%%

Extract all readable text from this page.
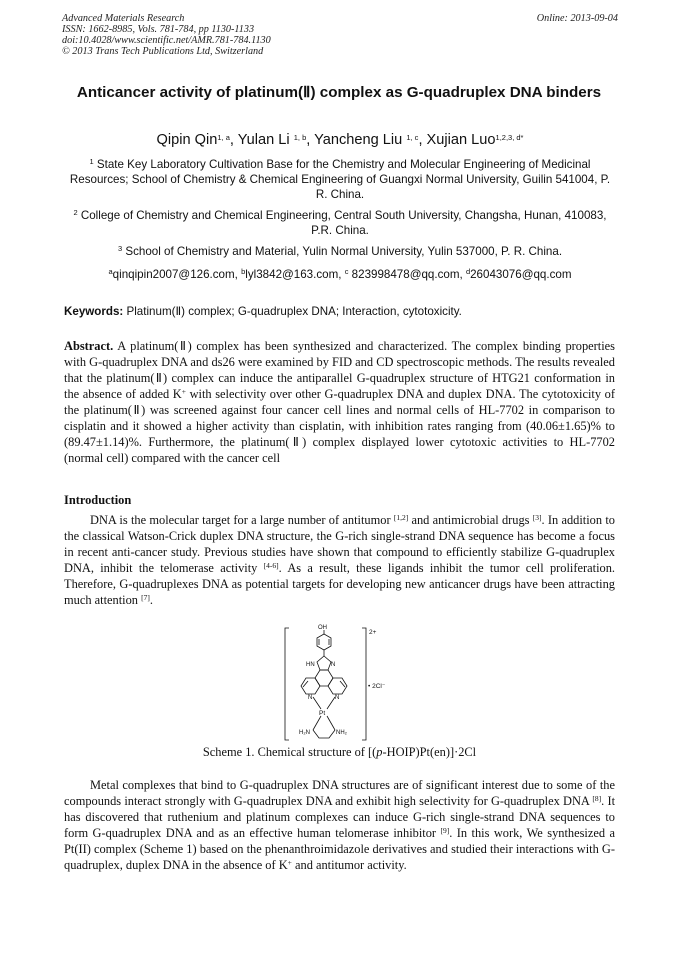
Advanced Materials Research
ISSN: 1662-8985, Vols. 781-784, pp 1130-1133
doi:10.4028/www.scientific.net/AMR.781-784.1130
© 2013 Trans Tech Publications Ltd, Switzerland
Online: 2013-09-04
Anticancer activity of platinum(Ⅱ) complex as G-quadruplex DNA binders
Qipin Qin$^{1, a}$, Yulan Li $^{1, b}$, Yancheng Liu $^{1, c}$, Xujian Luo$^{1,2,3, d*}$
$^1$ State Key Laboratory Cultivation Base for the Chemistry and Molecular Engineering of Medicinal Resources; School of Chemistry & Chemical Engineering of Guangxi Normal University, Guilin 541004, P. R. China.
$^2$ College of Chemistry and Chemical Engineering, Central South University, Changsha, Hunan, 410083, P.R. China.
$^3$ School of Chemistry and Material, Yulin Normal University, Yulin 537000, P. R. China.
$^a$qinqipin2007@126.com, $^b$lyl3842@163.com, $^c$ 823998478@qq.com, $^d$26043076@qq.com
Keywords: Platinum(Ⅱ) complex; G-quadruplex DNA; Interaction, cytotoxicity.
Abstract. A platinum(Ⅱ) complex has been synthesized and characterized. The complex binding properties with G-quadruplex DNA and ds26 were examined by FID and CD spectroscopic methods. The results revealed that the platinum(Ⅱ) complex can induce the antiparallel G-quadruplex structure of HTG21 conformation in the absence of added K+ with selectivity over other G-quadruplex DNA and duplex DNA. The cytotoxicity of the platinum(Ⅱ) was screened against four cancer cell lines and normal cells of HL-7702 in comparison to cisplatin and it showed a higher activity than cisplatin, with inhibition rates ranging from (40.06±1.65)% to (89.47±1.14)%. Furthermore, the platinum(Ⅱ) complex displayed lower cytotoxic activities to HL-7702 (normal cell) compared with the cancer cell
Introduction
DNA is the molecular target for a large number of antitumor [1,2] and antimicrobial drugs [3]. In addition to the classical Watson-Crick duplex DNA structure, the G-rich single-strand DNA sequence has become a focus in recent anti-cancer study. Previous studies have shown that compound to efficiently stabilize G-quadruplex DNA, inhibit the telomerase activity [4-6]. As a result, these ligands inhibit the tumor cell proliferation. Therefore, G-quadruplexes DNA as potential targets for developing new anticancer drugs have been attracting much attention [7].
OH
HN	N
N	N
Pt
H₂N	NH₂
2+
• 2Cl⁻
Scheme 1. Chemical structure of [(p-HOIP)Pt(en)]·2Cl
Metal complexes that bind to G-quadruplex DNA structures are of significant interest due to some of the compounds interact strongly with G-quadruplex DNA and exhibit high selectivity for G-quadruplex DNA [8]. It has discovered that ruthenium and platinum complexes can induce G-rich single-strand DNA sequences to form G-quadruplex DNA and as an effective human telomerase inhibitor [9]. In this work, We synthesized a Pt(II) complex (Scheme 1) based on the phenanthroimidazole derivatives and studied their interactions with G-quadruplex, duplex DNA in the absence of K+ and antitumor activity.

%%

__What is being asked__:
Look through the entries. Copy out each line with "China" in it.

__Solution to the problem__:
$^1$ State Key Laboratory Cultivation Base for the Chemistry and Molecular Engineering of Medicinal Resources; School of Chemistry & Chemical Engineering of Guangxi Normal University, Guilin 541004, P. R. China.
$^2$ College of Chemistry and Chemical Engineering, Central South University, Changsha, Hunan, 410083, P.R. China.
$^3$ School of Chemistry and Material, Yulin Normal University, Yulin 537000, P. R. China.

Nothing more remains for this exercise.